→ Data records

+ + +

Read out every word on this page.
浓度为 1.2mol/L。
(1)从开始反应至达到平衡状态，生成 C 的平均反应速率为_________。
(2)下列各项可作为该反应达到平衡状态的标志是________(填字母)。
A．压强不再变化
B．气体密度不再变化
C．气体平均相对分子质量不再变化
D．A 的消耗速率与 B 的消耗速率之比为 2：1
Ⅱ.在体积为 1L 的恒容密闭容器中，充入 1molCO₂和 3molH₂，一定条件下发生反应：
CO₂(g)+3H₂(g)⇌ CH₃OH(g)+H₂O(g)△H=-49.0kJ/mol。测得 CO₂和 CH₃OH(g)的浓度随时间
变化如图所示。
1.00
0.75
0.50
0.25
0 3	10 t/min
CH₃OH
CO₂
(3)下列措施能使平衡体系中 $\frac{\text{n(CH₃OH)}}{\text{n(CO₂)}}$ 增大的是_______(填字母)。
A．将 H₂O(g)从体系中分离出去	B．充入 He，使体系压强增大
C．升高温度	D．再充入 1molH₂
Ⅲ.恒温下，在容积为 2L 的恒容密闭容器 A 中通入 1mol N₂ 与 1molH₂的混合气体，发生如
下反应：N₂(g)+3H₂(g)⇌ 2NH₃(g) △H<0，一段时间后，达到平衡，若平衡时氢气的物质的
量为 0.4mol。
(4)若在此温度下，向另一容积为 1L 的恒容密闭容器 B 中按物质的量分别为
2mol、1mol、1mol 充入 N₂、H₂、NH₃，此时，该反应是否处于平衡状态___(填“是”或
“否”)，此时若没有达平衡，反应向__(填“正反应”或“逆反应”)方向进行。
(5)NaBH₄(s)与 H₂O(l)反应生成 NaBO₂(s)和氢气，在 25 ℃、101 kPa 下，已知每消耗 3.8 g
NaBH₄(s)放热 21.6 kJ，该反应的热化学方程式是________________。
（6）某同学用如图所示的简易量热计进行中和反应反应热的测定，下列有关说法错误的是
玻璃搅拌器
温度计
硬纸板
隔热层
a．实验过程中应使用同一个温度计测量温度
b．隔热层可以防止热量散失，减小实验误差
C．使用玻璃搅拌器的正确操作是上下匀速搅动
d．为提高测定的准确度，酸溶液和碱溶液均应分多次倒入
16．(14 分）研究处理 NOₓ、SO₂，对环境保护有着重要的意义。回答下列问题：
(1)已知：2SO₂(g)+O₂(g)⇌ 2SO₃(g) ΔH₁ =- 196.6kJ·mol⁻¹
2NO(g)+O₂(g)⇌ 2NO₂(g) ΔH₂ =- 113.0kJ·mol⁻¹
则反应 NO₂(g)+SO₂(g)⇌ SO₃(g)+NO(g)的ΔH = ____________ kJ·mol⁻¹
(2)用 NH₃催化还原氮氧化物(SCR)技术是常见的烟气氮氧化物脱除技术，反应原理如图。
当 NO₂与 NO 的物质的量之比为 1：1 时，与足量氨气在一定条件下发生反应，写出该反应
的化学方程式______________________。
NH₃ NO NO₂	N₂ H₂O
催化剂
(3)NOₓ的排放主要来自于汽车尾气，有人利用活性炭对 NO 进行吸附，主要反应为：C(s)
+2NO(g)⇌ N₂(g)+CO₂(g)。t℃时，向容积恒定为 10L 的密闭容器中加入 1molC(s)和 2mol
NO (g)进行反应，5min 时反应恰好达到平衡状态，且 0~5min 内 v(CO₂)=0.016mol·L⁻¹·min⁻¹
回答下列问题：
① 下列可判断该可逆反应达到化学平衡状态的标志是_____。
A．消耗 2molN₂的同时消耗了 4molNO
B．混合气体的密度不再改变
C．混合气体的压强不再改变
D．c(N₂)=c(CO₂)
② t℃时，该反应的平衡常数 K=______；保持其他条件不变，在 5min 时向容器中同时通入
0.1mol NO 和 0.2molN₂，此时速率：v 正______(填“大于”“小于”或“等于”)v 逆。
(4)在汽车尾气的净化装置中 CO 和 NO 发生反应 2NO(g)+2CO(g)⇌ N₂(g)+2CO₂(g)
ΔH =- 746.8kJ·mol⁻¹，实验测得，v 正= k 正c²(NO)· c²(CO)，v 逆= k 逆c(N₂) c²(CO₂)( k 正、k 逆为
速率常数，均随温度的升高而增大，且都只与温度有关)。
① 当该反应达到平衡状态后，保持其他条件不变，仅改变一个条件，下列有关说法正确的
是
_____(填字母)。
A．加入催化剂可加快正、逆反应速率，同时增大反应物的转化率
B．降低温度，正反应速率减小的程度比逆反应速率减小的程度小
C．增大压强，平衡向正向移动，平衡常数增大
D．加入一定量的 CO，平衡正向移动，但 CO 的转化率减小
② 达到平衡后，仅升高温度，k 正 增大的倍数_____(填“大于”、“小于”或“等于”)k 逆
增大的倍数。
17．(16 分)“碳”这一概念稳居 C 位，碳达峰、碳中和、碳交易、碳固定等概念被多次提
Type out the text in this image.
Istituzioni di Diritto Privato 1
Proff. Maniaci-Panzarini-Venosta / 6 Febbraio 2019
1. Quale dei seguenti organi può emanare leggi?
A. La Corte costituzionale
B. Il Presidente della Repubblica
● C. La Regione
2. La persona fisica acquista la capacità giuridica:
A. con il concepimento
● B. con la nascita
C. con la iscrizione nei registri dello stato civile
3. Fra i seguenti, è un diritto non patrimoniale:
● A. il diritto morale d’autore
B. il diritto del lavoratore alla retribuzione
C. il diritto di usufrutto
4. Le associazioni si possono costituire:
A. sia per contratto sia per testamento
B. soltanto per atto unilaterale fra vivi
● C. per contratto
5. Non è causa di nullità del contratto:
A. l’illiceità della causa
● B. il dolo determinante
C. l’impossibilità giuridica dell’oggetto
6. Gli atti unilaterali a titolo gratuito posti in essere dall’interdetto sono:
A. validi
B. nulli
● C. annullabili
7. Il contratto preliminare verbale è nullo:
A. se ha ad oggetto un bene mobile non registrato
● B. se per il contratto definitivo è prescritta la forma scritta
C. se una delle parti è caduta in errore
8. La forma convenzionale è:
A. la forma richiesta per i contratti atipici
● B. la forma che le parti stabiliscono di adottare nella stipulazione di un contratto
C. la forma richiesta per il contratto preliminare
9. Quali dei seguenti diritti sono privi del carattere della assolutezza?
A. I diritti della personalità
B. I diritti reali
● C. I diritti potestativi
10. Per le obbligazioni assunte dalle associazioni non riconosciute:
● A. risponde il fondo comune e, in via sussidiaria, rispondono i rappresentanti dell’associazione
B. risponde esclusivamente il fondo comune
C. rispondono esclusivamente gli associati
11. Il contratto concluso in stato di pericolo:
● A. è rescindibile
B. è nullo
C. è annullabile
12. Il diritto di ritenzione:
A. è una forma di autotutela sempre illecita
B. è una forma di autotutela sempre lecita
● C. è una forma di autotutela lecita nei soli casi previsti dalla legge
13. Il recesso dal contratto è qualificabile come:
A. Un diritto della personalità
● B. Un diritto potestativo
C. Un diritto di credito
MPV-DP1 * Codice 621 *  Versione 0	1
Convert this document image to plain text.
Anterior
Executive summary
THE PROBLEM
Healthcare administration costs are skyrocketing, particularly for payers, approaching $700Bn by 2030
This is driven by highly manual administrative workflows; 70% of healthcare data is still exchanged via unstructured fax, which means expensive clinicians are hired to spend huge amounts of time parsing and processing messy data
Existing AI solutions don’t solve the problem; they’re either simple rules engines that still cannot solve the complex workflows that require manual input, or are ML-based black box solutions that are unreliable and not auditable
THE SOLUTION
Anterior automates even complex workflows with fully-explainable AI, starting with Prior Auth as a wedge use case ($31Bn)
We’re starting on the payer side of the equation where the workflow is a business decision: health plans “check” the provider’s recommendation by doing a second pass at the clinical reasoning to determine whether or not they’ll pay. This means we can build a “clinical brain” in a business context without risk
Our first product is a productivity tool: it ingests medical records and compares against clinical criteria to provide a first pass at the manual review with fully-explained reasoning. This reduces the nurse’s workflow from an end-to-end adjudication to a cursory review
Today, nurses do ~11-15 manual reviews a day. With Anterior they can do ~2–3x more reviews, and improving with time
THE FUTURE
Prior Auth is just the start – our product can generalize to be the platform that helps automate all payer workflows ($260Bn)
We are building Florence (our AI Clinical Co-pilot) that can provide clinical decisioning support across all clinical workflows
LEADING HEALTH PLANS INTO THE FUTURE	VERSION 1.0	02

+ + +

→ REQUEST
Find all lines holding the string "that" and copy them.

→ ANSWER TO THE TASK
Existing AI solutions don’t solve the problem; they’re either simple rules engines that still cannot solve the complex workflows that require manual input, or are ML-based black box solutions that are unreliable and not auditable
Prior Auth is just the start – our product can generalize to be the platform that helps automate all payer workflows ($260Bn)
We are building Florence (our AI Clinical Co-pilot) that can provide clinical decisioning support across all clinical workflows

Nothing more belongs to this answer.